--- begin STORED RECORDS ---

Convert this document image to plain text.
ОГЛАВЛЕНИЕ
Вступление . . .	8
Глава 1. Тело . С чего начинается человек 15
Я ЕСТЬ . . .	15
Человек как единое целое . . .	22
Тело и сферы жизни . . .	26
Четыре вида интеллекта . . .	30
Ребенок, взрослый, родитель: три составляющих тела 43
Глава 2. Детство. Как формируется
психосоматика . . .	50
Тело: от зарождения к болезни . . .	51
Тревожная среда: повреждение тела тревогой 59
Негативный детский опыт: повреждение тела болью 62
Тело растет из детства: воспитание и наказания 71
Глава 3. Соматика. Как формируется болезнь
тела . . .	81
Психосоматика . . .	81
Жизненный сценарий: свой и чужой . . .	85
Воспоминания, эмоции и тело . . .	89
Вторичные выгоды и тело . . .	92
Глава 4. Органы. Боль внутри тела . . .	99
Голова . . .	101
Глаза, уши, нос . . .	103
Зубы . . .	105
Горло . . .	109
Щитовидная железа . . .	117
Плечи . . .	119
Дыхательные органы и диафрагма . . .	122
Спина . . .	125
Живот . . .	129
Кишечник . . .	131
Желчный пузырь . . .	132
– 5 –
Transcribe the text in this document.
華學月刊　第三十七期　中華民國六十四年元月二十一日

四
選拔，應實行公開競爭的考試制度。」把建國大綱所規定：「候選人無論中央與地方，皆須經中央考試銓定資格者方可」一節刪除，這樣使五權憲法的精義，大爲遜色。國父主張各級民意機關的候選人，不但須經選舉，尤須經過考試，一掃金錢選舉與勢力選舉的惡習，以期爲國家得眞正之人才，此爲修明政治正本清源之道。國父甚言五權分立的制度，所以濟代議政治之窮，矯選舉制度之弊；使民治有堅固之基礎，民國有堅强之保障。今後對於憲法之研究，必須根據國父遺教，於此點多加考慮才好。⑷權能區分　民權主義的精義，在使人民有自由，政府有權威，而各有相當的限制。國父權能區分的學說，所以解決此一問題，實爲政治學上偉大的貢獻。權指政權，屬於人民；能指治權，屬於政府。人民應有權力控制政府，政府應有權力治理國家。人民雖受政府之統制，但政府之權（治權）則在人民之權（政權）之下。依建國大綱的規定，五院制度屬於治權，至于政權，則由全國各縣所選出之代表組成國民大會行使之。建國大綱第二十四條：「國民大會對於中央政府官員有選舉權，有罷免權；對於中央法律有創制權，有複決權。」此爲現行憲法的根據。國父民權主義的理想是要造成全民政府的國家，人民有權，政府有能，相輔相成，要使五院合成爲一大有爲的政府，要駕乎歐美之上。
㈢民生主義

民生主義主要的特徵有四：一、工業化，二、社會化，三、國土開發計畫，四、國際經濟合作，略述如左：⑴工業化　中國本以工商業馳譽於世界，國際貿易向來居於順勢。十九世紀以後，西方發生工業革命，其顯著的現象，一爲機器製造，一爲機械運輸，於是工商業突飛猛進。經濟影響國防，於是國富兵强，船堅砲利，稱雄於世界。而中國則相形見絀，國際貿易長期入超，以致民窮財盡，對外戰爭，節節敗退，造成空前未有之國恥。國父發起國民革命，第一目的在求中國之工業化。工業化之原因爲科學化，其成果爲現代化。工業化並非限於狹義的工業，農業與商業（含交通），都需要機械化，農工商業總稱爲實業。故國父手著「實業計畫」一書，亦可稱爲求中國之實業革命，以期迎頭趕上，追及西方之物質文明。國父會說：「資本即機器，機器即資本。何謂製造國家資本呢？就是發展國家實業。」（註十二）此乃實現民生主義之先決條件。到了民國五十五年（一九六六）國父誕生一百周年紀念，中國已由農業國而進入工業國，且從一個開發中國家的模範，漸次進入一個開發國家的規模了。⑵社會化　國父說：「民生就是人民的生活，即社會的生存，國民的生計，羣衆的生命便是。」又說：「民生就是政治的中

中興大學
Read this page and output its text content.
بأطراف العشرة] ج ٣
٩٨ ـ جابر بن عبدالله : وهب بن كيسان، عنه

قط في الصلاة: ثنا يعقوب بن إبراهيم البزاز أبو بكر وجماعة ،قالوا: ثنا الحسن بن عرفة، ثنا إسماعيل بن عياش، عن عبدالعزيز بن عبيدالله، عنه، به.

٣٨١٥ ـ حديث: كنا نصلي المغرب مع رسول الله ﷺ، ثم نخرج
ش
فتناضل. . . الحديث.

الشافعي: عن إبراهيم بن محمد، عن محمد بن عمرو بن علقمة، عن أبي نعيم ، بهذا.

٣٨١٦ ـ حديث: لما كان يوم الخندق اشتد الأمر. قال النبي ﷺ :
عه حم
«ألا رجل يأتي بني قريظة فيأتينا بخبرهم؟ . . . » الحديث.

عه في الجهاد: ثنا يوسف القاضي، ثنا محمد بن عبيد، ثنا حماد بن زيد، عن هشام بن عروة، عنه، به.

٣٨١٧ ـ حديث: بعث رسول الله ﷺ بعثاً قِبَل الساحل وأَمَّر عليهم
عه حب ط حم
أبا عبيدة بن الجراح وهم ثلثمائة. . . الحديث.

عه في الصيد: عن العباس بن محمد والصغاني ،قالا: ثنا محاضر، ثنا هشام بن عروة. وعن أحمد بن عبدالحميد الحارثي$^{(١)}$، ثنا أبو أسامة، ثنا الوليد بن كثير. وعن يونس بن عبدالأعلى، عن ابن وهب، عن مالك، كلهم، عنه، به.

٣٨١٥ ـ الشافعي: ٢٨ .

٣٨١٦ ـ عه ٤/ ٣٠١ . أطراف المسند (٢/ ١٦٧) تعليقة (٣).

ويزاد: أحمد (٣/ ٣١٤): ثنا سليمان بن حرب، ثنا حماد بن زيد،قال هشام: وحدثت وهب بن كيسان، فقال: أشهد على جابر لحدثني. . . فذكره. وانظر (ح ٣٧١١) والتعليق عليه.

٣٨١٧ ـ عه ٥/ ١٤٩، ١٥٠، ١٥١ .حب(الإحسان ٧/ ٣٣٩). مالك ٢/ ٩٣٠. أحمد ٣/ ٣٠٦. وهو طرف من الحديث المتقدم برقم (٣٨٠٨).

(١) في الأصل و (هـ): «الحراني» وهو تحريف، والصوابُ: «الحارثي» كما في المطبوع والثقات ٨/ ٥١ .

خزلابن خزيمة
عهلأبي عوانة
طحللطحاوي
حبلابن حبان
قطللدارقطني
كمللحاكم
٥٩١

--- end STORED RECORDS ---
--- begin STORED RECORDS ---

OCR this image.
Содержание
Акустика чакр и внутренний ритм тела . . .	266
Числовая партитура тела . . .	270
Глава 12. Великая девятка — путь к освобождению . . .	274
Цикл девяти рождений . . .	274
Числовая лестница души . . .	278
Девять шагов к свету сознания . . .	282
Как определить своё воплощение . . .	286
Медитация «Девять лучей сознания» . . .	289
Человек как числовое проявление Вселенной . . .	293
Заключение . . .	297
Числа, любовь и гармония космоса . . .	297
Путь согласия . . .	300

--- end STORED RECORDS ---

* THE PROBLEM
For the entries above, state how many lines contain the word "هشام". Provide the number by itself.

* WORKED ANSWER
3